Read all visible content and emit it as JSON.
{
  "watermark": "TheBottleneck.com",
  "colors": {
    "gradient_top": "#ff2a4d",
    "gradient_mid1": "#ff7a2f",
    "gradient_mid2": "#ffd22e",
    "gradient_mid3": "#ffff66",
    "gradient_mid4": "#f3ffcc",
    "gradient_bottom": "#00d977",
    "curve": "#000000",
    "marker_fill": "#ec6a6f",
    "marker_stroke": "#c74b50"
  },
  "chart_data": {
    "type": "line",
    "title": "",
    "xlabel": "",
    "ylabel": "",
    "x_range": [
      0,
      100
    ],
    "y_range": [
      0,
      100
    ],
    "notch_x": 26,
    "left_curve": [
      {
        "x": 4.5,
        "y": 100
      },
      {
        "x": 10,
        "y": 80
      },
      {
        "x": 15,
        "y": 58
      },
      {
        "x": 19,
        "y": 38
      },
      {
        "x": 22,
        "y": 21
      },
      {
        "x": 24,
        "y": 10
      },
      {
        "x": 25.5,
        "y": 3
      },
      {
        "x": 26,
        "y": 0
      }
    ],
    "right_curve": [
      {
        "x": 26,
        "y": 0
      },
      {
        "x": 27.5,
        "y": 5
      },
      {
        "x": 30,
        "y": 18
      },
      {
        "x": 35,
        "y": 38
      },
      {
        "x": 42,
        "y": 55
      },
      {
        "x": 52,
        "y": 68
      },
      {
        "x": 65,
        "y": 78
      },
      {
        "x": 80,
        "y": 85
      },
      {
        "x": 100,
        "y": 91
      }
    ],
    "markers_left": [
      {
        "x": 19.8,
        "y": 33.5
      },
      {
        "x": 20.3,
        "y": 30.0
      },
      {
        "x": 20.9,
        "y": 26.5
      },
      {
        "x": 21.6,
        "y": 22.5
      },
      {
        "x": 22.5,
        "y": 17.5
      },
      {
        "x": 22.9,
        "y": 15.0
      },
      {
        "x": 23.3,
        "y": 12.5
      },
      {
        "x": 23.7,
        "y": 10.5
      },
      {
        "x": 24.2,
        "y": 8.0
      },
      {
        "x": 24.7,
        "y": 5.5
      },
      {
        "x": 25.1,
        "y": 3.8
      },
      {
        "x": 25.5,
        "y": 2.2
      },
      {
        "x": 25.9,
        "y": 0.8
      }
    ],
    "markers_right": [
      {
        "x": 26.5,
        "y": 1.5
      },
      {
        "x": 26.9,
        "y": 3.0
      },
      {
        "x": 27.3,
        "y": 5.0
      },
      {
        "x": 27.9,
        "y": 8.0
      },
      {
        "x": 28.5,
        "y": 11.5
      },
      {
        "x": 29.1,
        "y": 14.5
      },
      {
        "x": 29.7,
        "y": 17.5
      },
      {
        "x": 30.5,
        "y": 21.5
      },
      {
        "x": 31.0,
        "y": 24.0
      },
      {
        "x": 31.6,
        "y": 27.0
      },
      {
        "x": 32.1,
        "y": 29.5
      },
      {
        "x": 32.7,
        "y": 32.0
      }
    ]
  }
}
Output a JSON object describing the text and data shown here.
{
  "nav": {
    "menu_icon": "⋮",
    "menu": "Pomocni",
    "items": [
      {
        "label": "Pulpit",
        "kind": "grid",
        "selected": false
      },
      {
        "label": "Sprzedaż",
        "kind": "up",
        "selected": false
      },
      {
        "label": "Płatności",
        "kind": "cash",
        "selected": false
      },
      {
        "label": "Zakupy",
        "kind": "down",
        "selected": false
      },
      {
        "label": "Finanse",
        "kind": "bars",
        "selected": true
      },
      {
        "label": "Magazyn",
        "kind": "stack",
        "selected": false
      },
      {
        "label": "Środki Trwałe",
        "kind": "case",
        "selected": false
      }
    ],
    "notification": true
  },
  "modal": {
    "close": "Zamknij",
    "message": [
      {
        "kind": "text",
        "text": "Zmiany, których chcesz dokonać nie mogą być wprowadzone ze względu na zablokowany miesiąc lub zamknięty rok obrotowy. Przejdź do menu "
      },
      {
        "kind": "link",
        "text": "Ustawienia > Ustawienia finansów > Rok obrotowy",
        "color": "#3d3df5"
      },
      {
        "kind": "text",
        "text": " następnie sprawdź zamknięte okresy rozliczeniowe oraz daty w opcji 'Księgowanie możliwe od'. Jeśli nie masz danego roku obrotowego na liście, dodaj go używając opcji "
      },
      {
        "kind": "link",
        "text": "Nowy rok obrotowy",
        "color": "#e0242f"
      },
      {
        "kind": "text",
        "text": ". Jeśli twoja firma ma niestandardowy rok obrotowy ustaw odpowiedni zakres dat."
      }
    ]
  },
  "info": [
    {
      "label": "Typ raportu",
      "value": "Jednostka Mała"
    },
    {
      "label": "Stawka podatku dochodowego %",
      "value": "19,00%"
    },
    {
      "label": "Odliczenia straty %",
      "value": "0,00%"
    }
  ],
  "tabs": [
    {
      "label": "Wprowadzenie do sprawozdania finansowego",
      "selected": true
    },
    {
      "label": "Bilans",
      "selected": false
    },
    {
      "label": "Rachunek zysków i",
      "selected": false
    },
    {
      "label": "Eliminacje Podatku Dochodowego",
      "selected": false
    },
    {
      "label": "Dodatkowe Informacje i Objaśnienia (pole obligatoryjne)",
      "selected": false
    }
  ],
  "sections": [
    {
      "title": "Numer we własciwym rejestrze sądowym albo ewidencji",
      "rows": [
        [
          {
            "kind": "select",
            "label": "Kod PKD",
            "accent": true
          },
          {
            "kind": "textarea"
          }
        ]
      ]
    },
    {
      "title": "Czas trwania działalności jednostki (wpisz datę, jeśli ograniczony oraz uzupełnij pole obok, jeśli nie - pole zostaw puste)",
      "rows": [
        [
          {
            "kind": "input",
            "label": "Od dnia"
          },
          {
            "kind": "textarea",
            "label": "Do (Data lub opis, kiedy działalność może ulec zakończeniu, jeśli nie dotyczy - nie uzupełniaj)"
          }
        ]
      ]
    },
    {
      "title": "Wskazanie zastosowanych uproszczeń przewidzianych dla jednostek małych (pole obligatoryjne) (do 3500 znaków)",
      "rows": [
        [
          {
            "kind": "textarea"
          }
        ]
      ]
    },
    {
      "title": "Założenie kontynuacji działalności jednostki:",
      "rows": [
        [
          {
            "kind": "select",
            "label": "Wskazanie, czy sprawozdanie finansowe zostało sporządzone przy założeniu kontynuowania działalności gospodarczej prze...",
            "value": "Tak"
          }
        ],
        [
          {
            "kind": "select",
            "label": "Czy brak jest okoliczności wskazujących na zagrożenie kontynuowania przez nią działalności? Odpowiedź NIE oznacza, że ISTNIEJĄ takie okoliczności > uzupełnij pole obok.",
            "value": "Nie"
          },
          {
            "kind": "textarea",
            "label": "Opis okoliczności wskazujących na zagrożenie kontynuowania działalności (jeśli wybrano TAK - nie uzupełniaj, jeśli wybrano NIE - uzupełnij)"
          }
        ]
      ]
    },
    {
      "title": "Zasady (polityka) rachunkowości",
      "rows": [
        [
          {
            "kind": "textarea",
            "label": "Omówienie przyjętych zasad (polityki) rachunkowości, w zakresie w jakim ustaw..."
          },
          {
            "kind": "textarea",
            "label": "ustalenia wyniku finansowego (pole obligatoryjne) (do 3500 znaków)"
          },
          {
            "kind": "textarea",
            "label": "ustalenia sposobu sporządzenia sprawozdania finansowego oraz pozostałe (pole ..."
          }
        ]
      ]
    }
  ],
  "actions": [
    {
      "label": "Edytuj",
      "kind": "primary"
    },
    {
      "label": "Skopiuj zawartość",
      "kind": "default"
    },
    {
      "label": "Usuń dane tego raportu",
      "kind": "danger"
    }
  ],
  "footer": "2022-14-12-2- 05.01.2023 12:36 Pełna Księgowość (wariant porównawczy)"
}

+++

● **The exercise**
Restate the whole of the material exactly.

● **The solution**
Read all visible content and emit it as JSON.
{
  "watermark": "TheBottleneck.com",
  "colors": {
    "gradient_top": "#ff2a4d",
    "gradient_mid1": "#ff7a2f",
    "gradient_mid2": "#ffd22e",
    "gradient_mid3": "#ffff66",
    "gradient_mid4": "#f3ffcc",
    "gradient_bottom": "#00d977",
    "curve": "#000000",
    "marker_fill": "#ec6a6f",
    "marker_stroke": "#c74b50"
  },
  "chart_data": {
    "type": "line",
    "title": "",
    "xlabel": "",
    "ylabel": "",
    "x_range": [
      0,
      100
    ],
    "y_range": [
      0,
      100
    ],
    "notch_x": 26,
    "left_curve": [
      {
        "x": 4.5,
        "y": 100
      },
      {
        "x": 10,
        "y": 80
      },
      {
        "x": 15,
        "y": 58
      },
      {
        "x": 19,
        "y": 38
      },
      {
        "x": 22,
        "y": 21
      },
      {
        "x": 24,
        "y": 10
      },
      {
        "x": 25.5,
        "y": 3
      },
      {
        "x": 26,
        "y": 0
      }
    ],
    "right_curve": [
      {
        "x": 26,
        "y": 0
      },
      {
        "x": 27.5,
        "y": 5
      },
      {
        "x": 30,
        "y": 18
      },
      {
        "x": 35,
        "y": 38
      },
      {
        "x": 42,
        "y": 55
      },
      {
        "x": 52,
        "y": 68
      },
      {
        "x": 65,
        "y": 78
      },
      {
        "x": 80,
        "y": 85
      },
      {
        "x": 100,
        "y": 91
      }
    ],
    "markers_left": [
      {
        "x": 19.8,
        "y": 33.5
      },
      {
        "x": 20.3,
        "y": 30.0
      },
      {
        "x": 20.9,
        "y": 26.5
      },
      {
        "x": 21.6,
        "y": 22.5
      },
      {
        "x": 22.5,
        "y": 17.5
      },
      {
        "x": 22.9,
        "y": 15.0
      },
      {
        "x": 23.3,
        "y": 12.5
      },
      {
        "x": 23.7,
        "y": 10.5
      },
      {
        "x": 24.2,
        "y": 8.0
      },
      {
        "x": 24.7,
        "y": 5.5
      },
      {
        "x": 25.1,
        "y": 3.8
      },
      {
        "x": 25.5,
        "y": 2.2
      },
      {
        "x": 25.9,
        "y": 0.8
      }
    ],
    "markers_right": [
      {
        "x": 26.5,
        "y": 1.5
      },
      {
        "x": 26.9,
        "y": 3.0
      },
      {
        "x": 27.3,
        "y": 5.0
      },
      {
        "x": 27.9,
        "y": 8.0
      },
      {
        "x": 28.5,
        "y": 11.5
      },
      {
        "x": 29.1,
        "y": 14.5
      },
      {
        "x": 29.7,
        "y": 17.5
      },
      {
        "x": 30.5,
        "y": 21.5
      },
      {
        "x": 31.0,
        "y": 24.0
      },
      {
        "x": 31.6,
        "y": 27.0
      },
      {
        "x": 32.1,
        "y": 29.5
      },
      {
        "x": 32.7,
        "y": 32.0
      }
    ]
  }
}
Output a JSON object describing the text and data shown here.
{
  "nav": {
    "menu_icon": "⋮",
    "menu": "Pomocni",
    "items": [
      {
        "label": "Pulpit",
        "kind": "grid",
        "selected": false
      },
      {
        "label": "Sprzedaż",
        "kind": "up",
        "selected": false
      },
      {
        "label": "Płatności",
        "kind": "cash",
        "selected": false
      },
      {
        "label": "Zakupy",
        "kind": "down",
        "selected": false
      },
      {
        "label": "Finanse",
        "kind": "bars",
        "selected": true
      },
      {
        "label": "Magazyn",
        "kind": "stack",
        "selected": false
      },
      {
        "label": "Środki Trwałe",
        "kind": "case",
        "selected": false
      }
    ],
    "notification": true
  },
  "modal": {
    "close": "Zamknij",
    "message": [
      {
        "kind": "text",
        "text": "Zmiany, których chcesz dokonać nie mogą być wprowadzone ze względu na zablokowany miesiąc lub zamknięty rok obrotowy. Przejdź do menu "
      },
      {
        "kind": "link",
        "text": "Ustawienia > Ustawienia finansów > Rok obrotowy",
        "color": "#3d3df5"
      },
      {
        "kind": "text",
        "text": " następnie sprawdź zamknięte okresy rozliczeniowe oraz daty w opcji 'Księgowanie możliwe od'. Jeśli nie masz danego roku obrotowego na liście, dodaj go używając opcji "
      },
      {
        "kind": "link",
        "text": "Nowy rok obrotowy",
        "color": "#e0242f"
      },
      {
        "kind": "text",
        "text": ". Jeśli twoja firma ma niestandardowy rok obrotowy ustaw odpowiedni zakres dat."
      }
    ]
  },
  "info": [
    {
      "label": "Typ raportu",
      "value": "Jednostka Mała"
    },
    {
      "label": "Stawka podatku dochodowego %",
      "value": "19,00%"
    },
    {
      "label": "Odliczenia straty %",
      "value": "0,00%"
    }
  ],
  "tabs": [
    {
      "label": "Wprowadzenie do sprawozdania finansowego",
      "selected": true
    },
    {
      "label": "Bilans",
      "selected": false
    },
    {
      "label": "Rachunek zysków i",
      "selected": false
    },
    {
      "label": "Eliminacje Podatku Dochodowego",
      "selected": false
    },
    {
      "label": "Dodatkowe Informacje i Objaśnienia (pole obligatoryjne)",
      "selected": false
    }
  ],
  "sections": [
    {
      "title": "Numer we własciwym rejestrze sądowym albo ewidencji",
      "rows": [
        [
          {
            "kind": "select",
            "label": "Kod PKD",
            "accent": true
          },
          {
            "kind": "textarea"
          }
        ]
      ]
    },
    {
      "title": "Czas trwania działalności jednostki (wpisz datę, jeśli ograniczony oraz uzupełnij pole obok, jeśli nie - pole zostaw puste)",
      "rows": [
        [
          {
            "kind": "input",
            "label": "Od dnia"
          },
          {
            "kind": "textarea",
            "label": "Do (Data lub opis, kiedy działalność może ulec zakończeniu, jeśli nie dotyczy - nie uzupełniaj)"
          }
        ]
      ]
    },
    {
      "title": "Wskazanie zastosowanych uproszczeń przewidzianych dla jednostek małych (pole obligatoryjne) (do 3500 znaków)",
      "rows": [
        [
          {
            "kind": "textarea"
          }
        ]
      ]
    },
    {
      "title": "Założenie kontynuacji działalności jednostki:",
      "rows": [
        [
          {
            "kind": "select",
            "label": "Wskazanie, czy sprawozdanie finansowe zostało sporządzone przy założeniu kontynuowania działalności gospodarczej prze...",
            "value": "Tak"
          }
        ],
        [
          {
            "kind": "select",
            "label": "Czy brak jest okoliczności wskazujących na zagrożenie kontynuowania przez nią działalności? Odpowiedź NIE oznacza, że ISTNIEJĄ takie okoliczności > uzupełnij pole obok.",
            "value": "Nie"
          },
          {
            "kind": "textarea",
            "label": "Opis okoliczności wskazujących na zagrożenie kontynuowania działalności (jeśli wybrano TAK - nie uzupełniaj, jeśli wybrano NIE - uzupełnij)"
          }
        ]
      ]
    },
    {
      "title": "Zasady (polityka) rachunkowości",
      "rows": [
        [
          {
            "kind": "textarea",
            "label": "Omówienie przyjętych zasad (polityki) rachunkowości, w zakresie w jakim ustaw..."
          },
          {
            "kind": "textarea",
            "label": "ustalenia wyniku finansowego (pole obligatoryjne) (do 3500 znaków)"
          },
          {
            "kind": "textarea",
            "label": "ustalenia sposobu sporządzenia sprawozdania finansowego oraz pozostałe (pole ..."
          }
        ]
      ]
    }
  ],
  "actions": [
    {
      "label": "Edytuj",
      "kind": "primary"
    },
    {
      "label": "Skopiuj zawartość",
      "kind": "default"
    },
    {
      "label": "Usuń dane tego raportu",
      "kind": "danger"
    }
  ],
  "footer": "2022-14-12-2- 05.01.2023 12:36 Pełna Księgowość (wariant porównawczy)"
}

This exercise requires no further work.